Apesar da troca de acusações entre PS e partidos do Governo ter aumentado de tom por causa das eleições europeias, os dois lados têm feito aproximações mesmo em matérias tão sensíveis como os espiões e a segurança do Estado. E esse acordo aconteceu mesmo em plena campanha eleitoral.

PSD, CDS e PS já aprovaram quase todas as alterações que a maioria queria fazer à lei-quadro que regula o sistema de informações em Portugal e a que estabelece a orgânica dos serviços. A votação já feita artigo a artigo na comissão de Assuntos Constitucionais no Parlamento mostra como, afinal, estes partidos conseguem estar de acordo. O PS, que também tinha apresentado projectos próprios, votou a favor ou absteve-se na esmagadora maioria dos casos nas propostas de alterações da maioria.

Assim, já foi aprovado, por exemplo, o novo registo de interesses dos funcionários das secretas que obriga à declaração de “filiação em entidades de natureza associativa”, o que abrange a maçonaria. Tanto a maioria como o PS, nas propostas que apresentaram, contemplavam esta alteração de maneira a controlar os espiões maçons. O caso Jorge Silva Carvalho, ex-diretor do Serviço de Informações Estratégicas de Defesa que saiu do cargo para ir trabalhar para a Ongoing, e que entretanto está a ser julgado por crimes de violação do segredo de Estado, abuso de poder e corrupção, fez saltar para as luzes da ribalta as ligações que existem entre maçonaria e secretas.

=======

**O que fazer:**
[a] Devolve, sem qualquer alteração, o trecho do texto sobre os serviços de informações que começa em "Apesar da troca de acusações entre PS" e segue até "alterações da maioria.".
[b] Responde, com base no texto sobre os serviços de informações, às seguintes perguntas:
(i) Em que comissão do Parlamento foi feita a votação artigo a artigo?
(ii) Que filiação passa a ter de ser declarada no novo registo de interesses dos funcionários das secretas?
(iii) Para que entidade foi trabalhar Jorge Silva Carvalho quando saiu do cargo?

Registos provenientes de uma fonte de dados:

=======

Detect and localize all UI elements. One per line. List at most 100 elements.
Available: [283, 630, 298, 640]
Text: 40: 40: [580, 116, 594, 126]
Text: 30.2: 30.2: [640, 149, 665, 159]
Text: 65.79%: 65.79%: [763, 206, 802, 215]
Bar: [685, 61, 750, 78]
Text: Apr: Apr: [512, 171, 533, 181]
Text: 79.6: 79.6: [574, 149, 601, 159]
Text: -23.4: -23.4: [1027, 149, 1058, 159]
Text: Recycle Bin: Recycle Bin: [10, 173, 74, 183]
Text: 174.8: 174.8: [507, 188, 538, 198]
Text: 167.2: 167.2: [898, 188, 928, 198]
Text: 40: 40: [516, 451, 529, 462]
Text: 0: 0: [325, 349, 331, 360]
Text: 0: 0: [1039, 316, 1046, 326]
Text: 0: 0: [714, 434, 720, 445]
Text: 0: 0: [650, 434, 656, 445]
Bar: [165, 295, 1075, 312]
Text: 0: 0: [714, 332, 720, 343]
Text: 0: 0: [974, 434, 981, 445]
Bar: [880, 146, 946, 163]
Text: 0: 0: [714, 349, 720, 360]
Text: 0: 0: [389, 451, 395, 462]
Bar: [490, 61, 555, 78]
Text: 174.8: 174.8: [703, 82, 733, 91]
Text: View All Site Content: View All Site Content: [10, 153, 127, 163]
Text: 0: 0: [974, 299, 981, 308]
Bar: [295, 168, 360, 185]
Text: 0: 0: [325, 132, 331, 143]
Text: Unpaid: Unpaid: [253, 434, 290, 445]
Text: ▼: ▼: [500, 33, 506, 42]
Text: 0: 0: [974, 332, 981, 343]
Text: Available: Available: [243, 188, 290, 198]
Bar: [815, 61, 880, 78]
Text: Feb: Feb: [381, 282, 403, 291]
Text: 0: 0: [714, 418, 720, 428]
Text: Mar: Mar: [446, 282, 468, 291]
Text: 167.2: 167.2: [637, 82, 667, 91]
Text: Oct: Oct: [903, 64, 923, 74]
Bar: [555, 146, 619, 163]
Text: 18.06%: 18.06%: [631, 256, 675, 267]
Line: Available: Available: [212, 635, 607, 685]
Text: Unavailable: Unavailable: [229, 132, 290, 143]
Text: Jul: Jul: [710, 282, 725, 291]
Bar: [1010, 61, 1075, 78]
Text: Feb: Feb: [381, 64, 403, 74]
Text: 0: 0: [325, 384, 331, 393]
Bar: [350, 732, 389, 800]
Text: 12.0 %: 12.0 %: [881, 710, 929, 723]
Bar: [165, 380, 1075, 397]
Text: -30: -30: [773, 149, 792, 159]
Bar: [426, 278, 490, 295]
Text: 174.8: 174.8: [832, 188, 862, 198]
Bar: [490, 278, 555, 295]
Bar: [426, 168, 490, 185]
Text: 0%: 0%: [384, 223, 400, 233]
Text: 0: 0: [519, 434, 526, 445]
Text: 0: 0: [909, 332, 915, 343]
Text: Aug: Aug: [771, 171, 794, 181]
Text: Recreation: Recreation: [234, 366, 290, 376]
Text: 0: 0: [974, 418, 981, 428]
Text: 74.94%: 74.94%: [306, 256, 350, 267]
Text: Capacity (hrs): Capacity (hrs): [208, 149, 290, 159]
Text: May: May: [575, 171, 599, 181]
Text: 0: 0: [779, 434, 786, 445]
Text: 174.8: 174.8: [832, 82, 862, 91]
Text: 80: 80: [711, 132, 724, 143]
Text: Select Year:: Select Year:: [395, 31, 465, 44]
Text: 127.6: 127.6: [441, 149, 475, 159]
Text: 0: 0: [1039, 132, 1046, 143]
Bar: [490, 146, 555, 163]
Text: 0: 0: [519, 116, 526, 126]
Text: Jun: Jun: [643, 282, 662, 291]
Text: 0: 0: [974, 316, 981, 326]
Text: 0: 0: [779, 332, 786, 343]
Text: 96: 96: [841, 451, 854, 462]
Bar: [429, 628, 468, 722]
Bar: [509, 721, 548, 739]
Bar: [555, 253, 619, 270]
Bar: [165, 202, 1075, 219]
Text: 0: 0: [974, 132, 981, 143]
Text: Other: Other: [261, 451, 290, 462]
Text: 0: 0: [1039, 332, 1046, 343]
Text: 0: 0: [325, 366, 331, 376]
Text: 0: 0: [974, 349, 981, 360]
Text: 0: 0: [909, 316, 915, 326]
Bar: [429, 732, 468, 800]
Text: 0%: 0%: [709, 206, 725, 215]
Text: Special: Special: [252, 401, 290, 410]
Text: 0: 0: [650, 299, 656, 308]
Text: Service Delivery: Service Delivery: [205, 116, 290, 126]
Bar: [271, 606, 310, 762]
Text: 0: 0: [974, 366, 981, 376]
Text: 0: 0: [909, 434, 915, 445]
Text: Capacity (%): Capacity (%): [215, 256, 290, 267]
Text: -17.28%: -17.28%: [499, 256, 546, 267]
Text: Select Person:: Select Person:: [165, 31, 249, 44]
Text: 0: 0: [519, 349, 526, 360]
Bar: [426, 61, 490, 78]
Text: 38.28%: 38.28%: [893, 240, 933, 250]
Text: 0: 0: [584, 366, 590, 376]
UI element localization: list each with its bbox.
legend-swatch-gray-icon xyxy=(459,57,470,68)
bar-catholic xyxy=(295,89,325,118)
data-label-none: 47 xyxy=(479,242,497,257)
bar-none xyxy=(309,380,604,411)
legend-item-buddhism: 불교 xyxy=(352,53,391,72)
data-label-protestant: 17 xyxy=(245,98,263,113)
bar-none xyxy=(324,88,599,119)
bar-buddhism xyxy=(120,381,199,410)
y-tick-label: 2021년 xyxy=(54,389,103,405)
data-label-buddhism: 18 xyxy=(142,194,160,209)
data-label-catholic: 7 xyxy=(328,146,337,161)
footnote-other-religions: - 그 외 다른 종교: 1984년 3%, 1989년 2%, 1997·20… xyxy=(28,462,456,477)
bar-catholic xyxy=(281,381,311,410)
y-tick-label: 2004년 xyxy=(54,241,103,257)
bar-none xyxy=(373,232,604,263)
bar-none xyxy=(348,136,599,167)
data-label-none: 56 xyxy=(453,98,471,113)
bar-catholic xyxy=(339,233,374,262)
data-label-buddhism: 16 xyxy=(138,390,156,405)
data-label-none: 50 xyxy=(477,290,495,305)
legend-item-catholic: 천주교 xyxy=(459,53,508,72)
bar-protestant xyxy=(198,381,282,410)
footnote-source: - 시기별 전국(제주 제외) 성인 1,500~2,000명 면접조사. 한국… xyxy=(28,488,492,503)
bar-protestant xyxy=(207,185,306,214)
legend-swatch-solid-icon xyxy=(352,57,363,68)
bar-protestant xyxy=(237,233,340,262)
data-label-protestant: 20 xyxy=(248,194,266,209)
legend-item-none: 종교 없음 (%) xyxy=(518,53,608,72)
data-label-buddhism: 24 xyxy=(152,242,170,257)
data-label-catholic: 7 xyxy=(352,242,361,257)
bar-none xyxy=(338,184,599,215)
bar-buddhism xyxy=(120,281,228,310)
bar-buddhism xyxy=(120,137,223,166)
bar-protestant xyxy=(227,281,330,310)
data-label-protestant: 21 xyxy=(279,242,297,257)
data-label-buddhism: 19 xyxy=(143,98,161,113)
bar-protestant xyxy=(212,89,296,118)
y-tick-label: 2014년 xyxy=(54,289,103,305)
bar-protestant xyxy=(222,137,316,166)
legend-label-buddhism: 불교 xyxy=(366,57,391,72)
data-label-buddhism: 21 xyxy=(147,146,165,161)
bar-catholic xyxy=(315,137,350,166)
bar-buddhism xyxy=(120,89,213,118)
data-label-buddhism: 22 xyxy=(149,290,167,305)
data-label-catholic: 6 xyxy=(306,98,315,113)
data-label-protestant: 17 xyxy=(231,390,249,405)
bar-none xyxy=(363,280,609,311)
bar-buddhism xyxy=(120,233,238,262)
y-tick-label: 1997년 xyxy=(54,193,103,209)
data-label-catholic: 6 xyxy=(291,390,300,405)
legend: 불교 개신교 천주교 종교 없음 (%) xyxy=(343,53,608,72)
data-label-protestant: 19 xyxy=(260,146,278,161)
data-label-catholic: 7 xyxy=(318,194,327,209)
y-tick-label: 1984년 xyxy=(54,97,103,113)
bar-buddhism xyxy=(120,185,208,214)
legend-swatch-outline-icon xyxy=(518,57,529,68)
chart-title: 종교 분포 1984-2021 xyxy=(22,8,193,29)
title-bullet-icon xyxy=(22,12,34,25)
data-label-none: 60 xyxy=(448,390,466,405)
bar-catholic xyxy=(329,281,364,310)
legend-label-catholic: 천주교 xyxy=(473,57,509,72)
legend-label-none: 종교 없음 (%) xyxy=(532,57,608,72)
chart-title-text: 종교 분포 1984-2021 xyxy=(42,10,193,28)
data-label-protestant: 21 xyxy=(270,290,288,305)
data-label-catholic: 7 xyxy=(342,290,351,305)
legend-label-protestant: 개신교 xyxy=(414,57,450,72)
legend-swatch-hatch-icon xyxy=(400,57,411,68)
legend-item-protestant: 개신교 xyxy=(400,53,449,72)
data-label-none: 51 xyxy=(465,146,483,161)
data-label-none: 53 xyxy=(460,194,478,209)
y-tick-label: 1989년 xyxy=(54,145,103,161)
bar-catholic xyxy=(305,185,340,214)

=======

**Soluções propostas:**
[a]
Apesar da troca de acusações entre PS e partidos do Governo ter aumentado de tom por causa das eleições europeias, os dois lados têm feito aproximações mesmo em matérias tão sensíveis como os espiões e a segurança do Estado. E esse acordo aconteceu mesmo em plena campanha eleitoral.

PSD, CDS e PS já aprovaram quase todas as alterações que a maioria queria fazer à lei-quadro que regula o sistema de informações em Portugal e a que estabelece a orgânica dos serviços. A votação já feita artigo a artigo na comissão de Assuntos Constitucionais no Parlamento mostra como, afinal, estes partidos conseguem estar de acordo. O PS, que também tinha apresentado projectos próprios, votou a favor ou absteve-se na esmagadora maioria dos casos nas propostas de alterações da maioria.

[b]
(i) Na comissão de Assuntos Constitucionais.
(ii) A filiação em entidades de natureza associativa.
(iii) Para a Ongoing.